SoftBank Robotics Europe

How could you build a robot that really felt pain, instead of just displaying avoidance reactions? Why does red look red to us, rather than looking green? Questions like this remain mysterious if you take the classic view that sensations are the kinds of things that can be generated by physico-chemical mechanisms in the brain, or in a robot.

The “sensorimotor approach” on the other hand suggests that it is a mistake to think that sensations are the kind of things that can be generated. Instead the approach claims that we should think of sensations as ways of interacting with the environment. The quality of a sensory experience is then constituted by the laws of “sensorimotor contingency” that link voluntary actions to the resulting changes in sensory input.

I shall illustrate how taking this stance predicts and explains known phenomena such as Change Blindness and sensory substitution, and gives rise to interesting empirical paradigms. I shall illustrate with the example of color, and with the question of how the notion of space could emerge in an infant or robot.

- LISTED RECORDS -
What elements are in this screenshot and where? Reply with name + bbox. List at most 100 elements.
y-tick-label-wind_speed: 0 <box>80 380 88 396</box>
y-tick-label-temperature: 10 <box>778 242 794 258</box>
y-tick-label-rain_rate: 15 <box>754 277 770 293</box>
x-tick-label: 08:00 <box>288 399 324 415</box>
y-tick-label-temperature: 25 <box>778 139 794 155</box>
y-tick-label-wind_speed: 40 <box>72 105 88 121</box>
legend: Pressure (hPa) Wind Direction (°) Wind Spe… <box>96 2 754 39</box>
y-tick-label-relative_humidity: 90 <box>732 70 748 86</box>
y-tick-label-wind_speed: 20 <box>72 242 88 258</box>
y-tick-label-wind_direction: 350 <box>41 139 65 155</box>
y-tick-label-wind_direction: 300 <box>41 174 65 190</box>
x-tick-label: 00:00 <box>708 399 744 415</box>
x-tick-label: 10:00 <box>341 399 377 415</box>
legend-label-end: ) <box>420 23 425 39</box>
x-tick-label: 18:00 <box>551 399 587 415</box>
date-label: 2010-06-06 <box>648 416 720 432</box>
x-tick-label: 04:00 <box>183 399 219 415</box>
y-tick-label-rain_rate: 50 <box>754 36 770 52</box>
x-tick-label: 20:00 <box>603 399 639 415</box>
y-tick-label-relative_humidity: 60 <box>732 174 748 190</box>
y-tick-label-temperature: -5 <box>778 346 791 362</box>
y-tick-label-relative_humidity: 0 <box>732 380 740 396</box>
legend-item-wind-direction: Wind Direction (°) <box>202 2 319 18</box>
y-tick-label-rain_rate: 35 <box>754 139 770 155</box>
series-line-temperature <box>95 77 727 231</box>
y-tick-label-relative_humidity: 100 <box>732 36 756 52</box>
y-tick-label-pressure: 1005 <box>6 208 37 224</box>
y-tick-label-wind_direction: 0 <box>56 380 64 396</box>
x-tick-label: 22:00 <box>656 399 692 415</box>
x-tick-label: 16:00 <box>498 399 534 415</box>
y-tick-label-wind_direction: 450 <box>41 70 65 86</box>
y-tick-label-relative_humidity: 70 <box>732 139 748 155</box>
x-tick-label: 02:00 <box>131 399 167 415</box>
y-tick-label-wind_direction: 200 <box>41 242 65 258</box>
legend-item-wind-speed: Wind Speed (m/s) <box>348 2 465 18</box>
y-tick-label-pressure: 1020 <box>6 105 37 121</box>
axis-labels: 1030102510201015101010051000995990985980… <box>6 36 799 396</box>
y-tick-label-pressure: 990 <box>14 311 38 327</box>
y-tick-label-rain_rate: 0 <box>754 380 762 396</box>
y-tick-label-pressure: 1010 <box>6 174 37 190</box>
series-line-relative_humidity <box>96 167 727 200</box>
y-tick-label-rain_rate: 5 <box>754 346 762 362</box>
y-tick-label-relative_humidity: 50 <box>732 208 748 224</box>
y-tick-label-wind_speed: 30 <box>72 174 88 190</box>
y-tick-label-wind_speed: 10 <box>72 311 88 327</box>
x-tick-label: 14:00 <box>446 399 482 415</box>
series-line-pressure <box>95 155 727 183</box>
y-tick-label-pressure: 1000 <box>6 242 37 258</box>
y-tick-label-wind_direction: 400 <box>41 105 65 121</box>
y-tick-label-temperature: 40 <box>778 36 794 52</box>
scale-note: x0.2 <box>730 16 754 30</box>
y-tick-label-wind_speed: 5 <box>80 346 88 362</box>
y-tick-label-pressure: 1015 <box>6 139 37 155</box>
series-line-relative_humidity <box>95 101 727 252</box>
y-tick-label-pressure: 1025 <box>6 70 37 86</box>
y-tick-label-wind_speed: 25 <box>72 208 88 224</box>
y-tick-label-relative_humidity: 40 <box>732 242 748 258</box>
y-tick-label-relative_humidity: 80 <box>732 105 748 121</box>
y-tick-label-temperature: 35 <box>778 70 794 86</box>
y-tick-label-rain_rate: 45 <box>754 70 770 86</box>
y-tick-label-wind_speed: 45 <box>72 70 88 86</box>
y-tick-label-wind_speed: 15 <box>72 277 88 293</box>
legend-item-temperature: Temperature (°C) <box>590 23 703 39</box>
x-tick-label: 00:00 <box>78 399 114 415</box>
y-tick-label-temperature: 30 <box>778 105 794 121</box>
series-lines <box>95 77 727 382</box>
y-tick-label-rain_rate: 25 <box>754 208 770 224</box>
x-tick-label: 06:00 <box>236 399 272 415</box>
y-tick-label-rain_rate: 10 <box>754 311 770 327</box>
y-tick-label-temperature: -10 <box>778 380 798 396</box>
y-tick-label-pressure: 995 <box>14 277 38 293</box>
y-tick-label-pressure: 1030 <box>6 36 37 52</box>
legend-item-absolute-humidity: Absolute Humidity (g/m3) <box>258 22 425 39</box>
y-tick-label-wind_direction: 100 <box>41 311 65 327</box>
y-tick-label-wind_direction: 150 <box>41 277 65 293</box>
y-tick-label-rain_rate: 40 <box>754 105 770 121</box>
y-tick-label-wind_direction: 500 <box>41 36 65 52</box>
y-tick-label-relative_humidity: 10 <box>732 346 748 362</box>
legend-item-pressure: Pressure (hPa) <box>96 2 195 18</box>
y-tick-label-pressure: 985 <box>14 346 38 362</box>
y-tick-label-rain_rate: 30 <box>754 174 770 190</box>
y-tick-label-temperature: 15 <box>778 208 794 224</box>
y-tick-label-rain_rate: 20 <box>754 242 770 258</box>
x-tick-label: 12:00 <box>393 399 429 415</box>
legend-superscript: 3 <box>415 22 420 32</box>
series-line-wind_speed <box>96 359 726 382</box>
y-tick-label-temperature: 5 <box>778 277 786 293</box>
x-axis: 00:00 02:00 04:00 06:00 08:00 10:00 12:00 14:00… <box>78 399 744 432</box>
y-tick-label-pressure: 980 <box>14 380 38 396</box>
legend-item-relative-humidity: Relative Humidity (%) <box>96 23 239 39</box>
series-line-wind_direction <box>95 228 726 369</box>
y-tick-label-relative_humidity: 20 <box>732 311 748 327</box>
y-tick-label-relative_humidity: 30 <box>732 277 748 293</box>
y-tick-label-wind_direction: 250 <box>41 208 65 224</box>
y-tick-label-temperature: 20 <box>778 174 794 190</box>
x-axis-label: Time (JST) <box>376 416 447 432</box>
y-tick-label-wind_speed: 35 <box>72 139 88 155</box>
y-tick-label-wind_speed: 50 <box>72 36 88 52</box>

* * *

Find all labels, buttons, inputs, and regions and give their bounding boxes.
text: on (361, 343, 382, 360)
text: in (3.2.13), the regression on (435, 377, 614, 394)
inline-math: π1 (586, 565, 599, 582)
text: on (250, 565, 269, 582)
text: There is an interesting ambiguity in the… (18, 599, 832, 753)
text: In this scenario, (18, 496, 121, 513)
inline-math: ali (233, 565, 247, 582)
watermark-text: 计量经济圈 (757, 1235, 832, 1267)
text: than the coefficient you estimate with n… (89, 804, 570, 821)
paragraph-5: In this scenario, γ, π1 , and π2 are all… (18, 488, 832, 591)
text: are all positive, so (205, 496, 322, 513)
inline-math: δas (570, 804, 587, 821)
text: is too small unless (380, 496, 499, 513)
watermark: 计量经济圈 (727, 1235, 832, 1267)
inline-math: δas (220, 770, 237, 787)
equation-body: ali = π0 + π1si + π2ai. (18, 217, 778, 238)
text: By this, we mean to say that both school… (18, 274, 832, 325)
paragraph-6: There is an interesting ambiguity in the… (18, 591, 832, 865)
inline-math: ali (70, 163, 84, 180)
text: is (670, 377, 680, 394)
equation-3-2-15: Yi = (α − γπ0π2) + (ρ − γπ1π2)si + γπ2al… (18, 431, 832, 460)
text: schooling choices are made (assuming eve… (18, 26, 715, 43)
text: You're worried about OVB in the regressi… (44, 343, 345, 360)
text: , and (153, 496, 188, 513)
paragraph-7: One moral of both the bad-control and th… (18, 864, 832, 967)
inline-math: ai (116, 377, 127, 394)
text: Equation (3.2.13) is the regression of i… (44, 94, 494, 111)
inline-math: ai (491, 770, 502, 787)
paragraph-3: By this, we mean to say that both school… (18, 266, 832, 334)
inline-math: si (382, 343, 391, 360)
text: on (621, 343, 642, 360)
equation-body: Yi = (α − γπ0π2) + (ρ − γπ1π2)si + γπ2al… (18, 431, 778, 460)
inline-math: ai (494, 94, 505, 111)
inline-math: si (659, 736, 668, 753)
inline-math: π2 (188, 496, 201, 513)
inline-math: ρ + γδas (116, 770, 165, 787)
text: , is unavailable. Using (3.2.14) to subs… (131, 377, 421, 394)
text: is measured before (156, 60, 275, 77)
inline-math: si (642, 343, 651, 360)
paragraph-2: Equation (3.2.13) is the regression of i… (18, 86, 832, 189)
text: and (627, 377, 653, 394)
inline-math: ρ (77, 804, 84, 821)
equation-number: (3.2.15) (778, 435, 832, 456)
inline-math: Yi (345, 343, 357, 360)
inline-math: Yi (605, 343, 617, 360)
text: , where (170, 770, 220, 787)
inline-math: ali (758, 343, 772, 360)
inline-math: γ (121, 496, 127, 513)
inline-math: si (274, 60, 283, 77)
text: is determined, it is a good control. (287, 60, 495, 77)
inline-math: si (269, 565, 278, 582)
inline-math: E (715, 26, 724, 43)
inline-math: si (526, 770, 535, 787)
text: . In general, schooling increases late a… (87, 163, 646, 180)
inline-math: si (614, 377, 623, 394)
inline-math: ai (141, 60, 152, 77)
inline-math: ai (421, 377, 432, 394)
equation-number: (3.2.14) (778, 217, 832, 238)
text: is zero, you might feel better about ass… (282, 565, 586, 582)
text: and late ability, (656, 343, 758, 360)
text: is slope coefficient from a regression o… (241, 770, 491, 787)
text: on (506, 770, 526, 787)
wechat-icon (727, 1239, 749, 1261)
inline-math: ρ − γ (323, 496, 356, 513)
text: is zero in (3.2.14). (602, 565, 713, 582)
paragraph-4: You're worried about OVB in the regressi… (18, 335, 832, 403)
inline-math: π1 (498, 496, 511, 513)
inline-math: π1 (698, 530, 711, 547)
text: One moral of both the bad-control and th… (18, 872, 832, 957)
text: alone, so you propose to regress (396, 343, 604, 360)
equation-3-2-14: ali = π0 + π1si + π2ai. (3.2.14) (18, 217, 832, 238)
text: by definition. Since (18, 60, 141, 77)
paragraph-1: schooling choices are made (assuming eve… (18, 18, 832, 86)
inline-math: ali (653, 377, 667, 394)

* * *

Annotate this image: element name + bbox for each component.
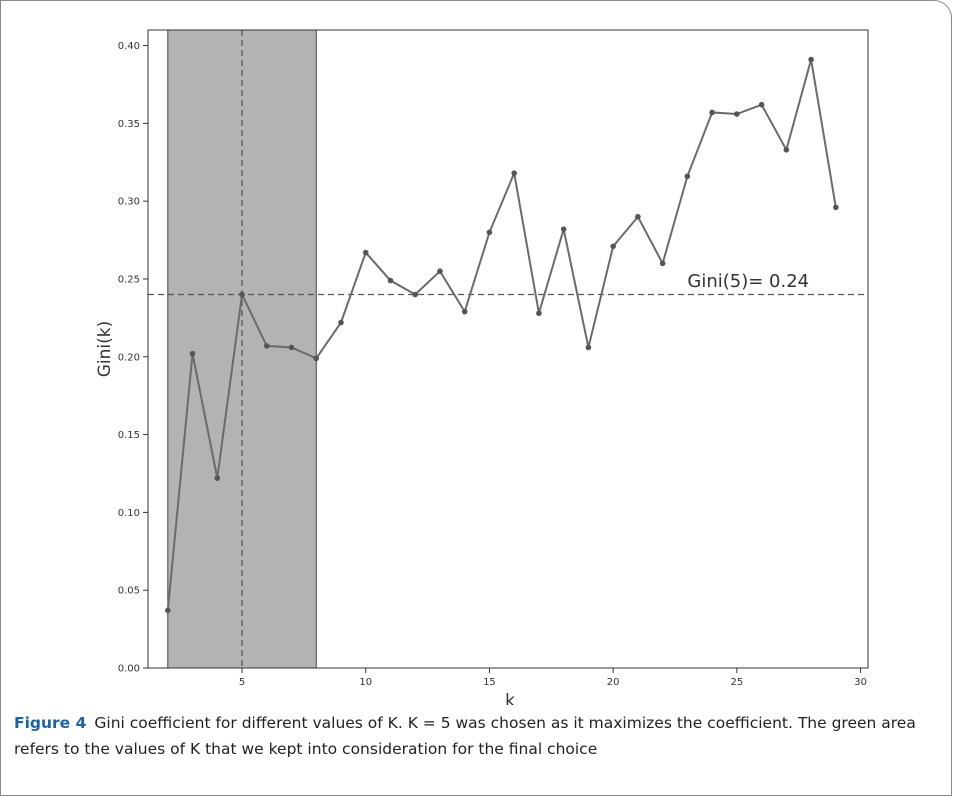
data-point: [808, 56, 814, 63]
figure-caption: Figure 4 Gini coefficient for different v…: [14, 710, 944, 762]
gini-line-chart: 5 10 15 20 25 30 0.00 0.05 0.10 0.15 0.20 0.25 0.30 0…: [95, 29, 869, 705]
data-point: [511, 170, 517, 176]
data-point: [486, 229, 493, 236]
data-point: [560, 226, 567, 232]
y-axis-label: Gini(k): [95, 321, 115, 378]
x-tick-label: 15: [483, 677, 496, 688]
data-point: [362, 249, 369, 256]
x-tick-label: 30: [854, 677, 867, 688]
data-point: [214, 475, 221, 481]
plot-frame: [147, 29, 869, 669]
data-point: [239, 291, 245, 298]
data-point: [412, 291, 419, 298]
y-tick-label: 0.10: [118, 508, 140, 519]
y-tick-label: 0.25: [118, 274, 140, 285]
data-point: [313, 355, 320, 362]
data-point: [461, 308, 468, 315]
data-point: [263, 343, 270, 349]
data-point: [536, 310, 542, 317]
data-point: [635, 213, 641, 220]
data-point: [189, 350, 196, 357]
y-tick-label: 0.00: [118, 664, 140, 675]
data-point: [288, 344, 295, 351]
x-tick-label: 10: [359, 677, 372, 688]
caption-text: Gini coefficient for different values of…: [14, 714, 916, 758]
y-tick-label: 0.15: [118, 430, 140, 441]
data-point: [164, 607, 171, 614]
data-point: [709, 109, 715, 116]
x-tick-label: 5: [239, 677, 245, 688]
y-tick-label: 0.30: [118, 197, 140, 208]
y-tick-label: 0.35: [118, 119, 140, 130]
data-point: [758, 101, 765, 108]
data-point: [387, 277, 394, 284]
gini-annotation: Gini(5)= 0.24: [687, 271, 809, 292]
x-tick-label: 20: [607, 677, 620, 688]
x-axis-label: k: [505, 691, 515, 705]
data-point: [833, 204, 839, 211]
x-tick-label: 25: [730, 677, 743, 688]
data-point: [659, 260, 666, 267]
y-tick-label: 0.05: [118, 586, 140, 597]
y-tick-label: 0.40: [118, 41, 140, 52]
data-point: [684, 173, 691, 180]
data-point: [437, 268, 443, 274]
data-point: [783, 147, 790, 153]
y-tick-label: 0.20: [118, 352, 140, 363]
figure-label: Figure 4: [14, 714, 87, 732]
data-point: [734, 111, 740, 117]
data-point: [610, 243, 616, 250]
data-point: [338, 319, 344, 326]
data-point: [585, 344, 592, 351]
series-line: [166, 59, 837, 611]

- OBJECTIVES -
A: In the passage on sensations, rewrite the paragraph beginning "The “sensorimotor approach” on the other hand" in two sentences, keeping its main points.
B: For each statement, say whether it agrees with the passage on sensations, and quote the words from the passage that decide it: (i) The classic view takes sensations to be things that physico-chemical mechanisms in the brain or in a robot can generate. (ii) The sensorimotor approach accepts that sensations can be generated. (iii) The speaker plans to illustrate the approach with the example of sound.

- EXPECTED ANSWERS -
A: The sensorimotor approach rejects the idea that sensations can be generated and treats them as ways of interacting with the environment. On this view, the quality of a sensory experience is constituted by the laws of sensorimotor contingency that link voluntary actions to the resulting changes in sensory input.

B:
(i) Yes: "sensations are the kinds of things that can be generated by physico-chemical mechanisms in the brain, or in a robot"
(ii) No: "it is a mistake to think that sensations are the kind of things that can be generated"
(iii) No: "I shall illustrate with the example of color"